--- START OF DATA RECORDS ---
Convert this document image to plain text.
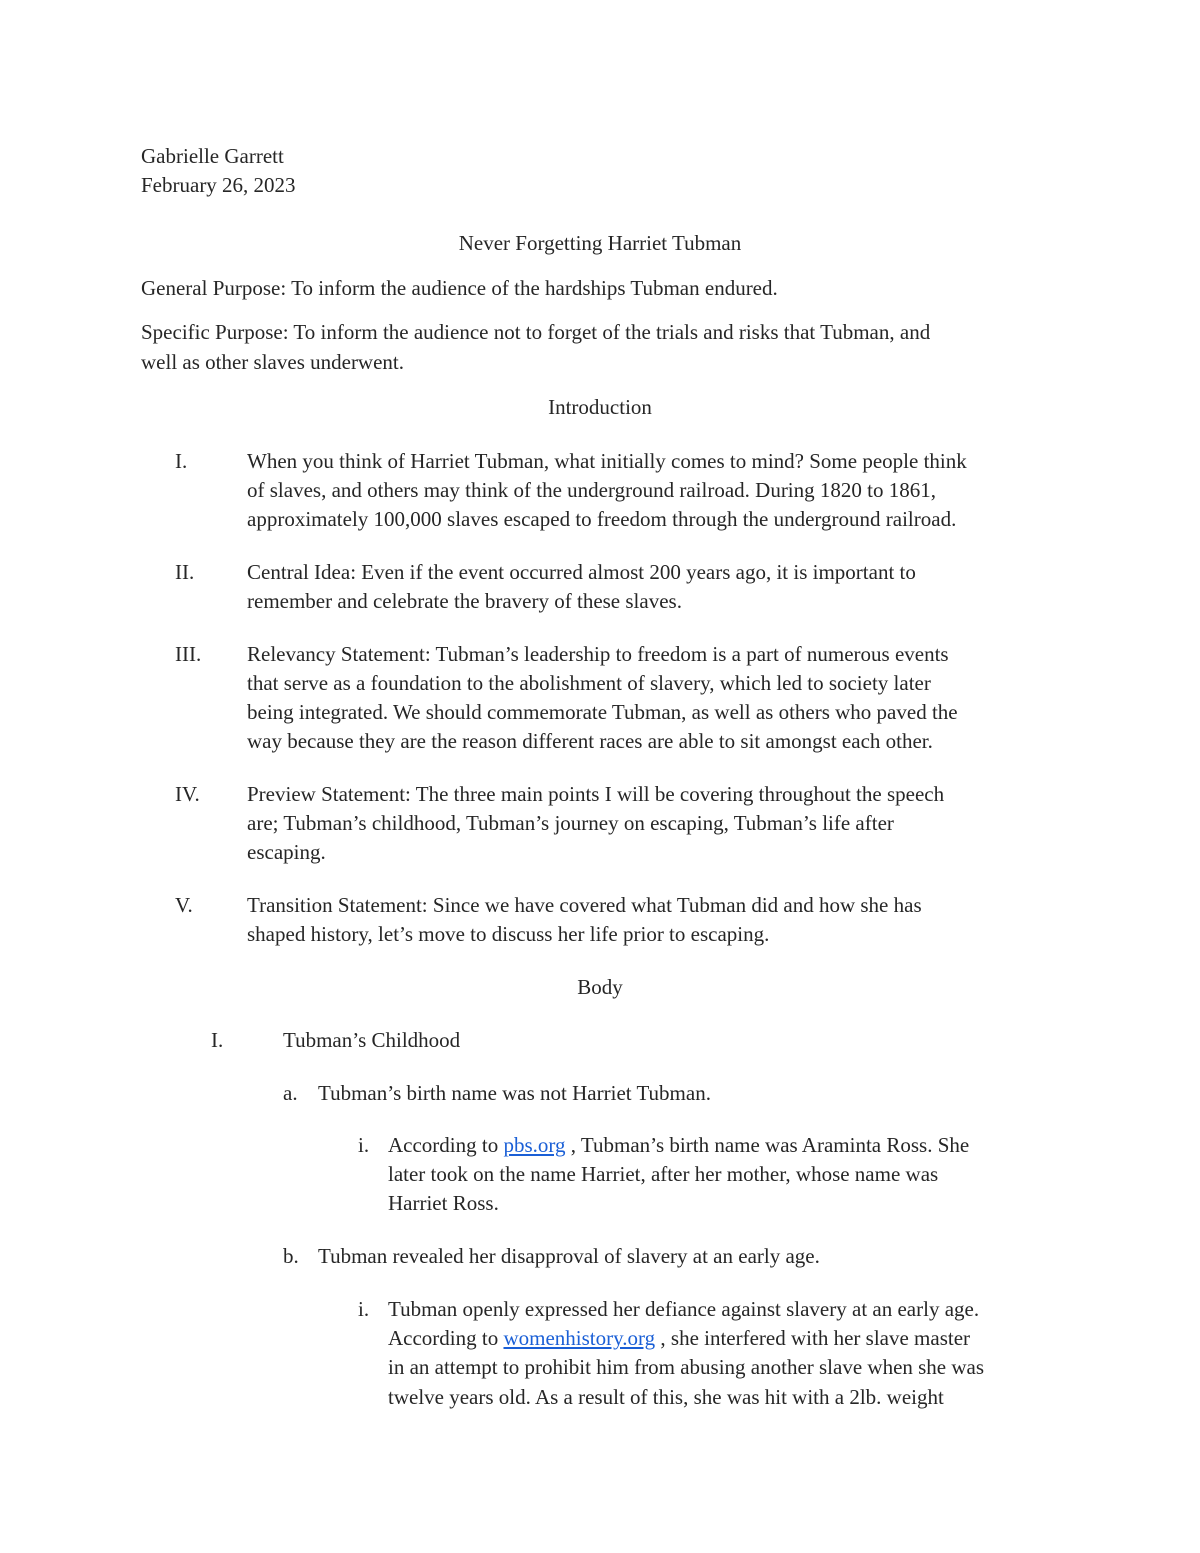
Gabrielle Garrett
February 26, 2023
Never Forgetting Harriet Tubman
General Purpose: To inform the audience of the hardships Tubman endured.
Specific Purpose: To inform the audience not to forget of the trials and risks that Tubman, and
well as other slaves underwent.
Introduction
I.	When you think of Harriet Tubman, what initially comes to mind? Some people think
of slaves, and others may think of the underground railroad. During 1820 to 1861,
approximately 100,000 slaves escaped to freedom through the underground railroad.
II.	Central Idea: Even if the event occurred almost 200 years ago, it is important to
remember and celebrate the bravery of these slaves.
III. Relevancy Statement: Tubman’s leadership to freedom is a part of numerous events
that serve as a foundation to the abolishment of slavery, which led to society later
being integrated. We should commemorate Tubman, as well as others who paved the
way because they are the reason different races are able to sit amongst each other.
IV. Preview Statement: The three main points I will be covering throughout the speech
are; Tubman’s childhood, Tubman’s journey on escaping, Tubman’s life after
escaping.
V.	Transition Statement: Since we have covered what Tubman did and how she has
shaped history, let’s move to discuss her life prior to escaping.
Body
I.	Tubman’s Childhood
a. Tubman’s birth name was not Harriet Tubman.
i. According to pbs.org , Tubman’s birth name was Araminta Ross. She
later took on the name Harriet, after her mother, whose name was
Harriet Ross.
b. Tubman revealed her disapproval of slavery at an early age.
i. Tubman openly expressed her defiance against slavery at an early age.
According to womenhistory.org , she interfered with her slave master
in an attempt to prohibit him from abusing another slave when she was
twelve years old. As a result of this, she was hit with a 2lb. weight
--- END OF DATA RECORDS ---
• **TASK OBJECTIVE**: Retype all of the entries exactly as written, leaving out any images.

• **FULL ANSWER**:
Convert this document image to plain text.
Gabrielle Garrett
February 26, 2023
Never Forgetting Harriet Tubman
General Purpose: To inform the audience of the hardships Tubman endured.
Specific Purpose: To inform the audience not to forget of the trials and risks that Tubman, and
well as other slaves underwent.
Introduction
I.	When you think of Harriet Tubman, what initially comes to mind? Some people think
of slaves, and others may think of the underground railroad. During 1820 to 1861,
approximately 100,000 slaves escaped to freedom through the underground railroad.
II.	Central Idea: Even if the event occurred almost 200 years ago, it is important to
remember and celebrate the bravery of these slaves.
III. Relevancy Statement: Tubman’s leadership to freedom is a part of numerous events
that serve as a foundation to the abolishment of slavery, which led to society later
being integrated. We should commemorate Tubman, as well as others who paved the
way because they are the reason different races are able to sit amongst each other.
IV. Preview Statement: The three main points I will be covering throughout the speech
are; Tubman’s childhood, Tubman’s journey on escaping, Tubman’s life after
escaping.
V.	Transition Statement: Since we have covered what Tubman did and how she has
shaped history, let’s move to discuss her life prior to escaping.
Body
I.	Tubman’s Childhood
a. Tubman’s birth name was not Harriet Tubman.
i. According to pbs.org , Tubman’s birth name was Araminta Ross. She
later took on the name Harriet, after her mother, whose name was
Harriet Ross.
b. Tubman revealed her disapproval of slavery at an early age.
i. Tubman openly expressed her defiance against slavery at an early age.
According to womenhistory.org , she interfered with her slave master
in an attempt to prohibit him from abusing another slave when she was
twelve years old. As a result of this, she was hit with a 2lb. weight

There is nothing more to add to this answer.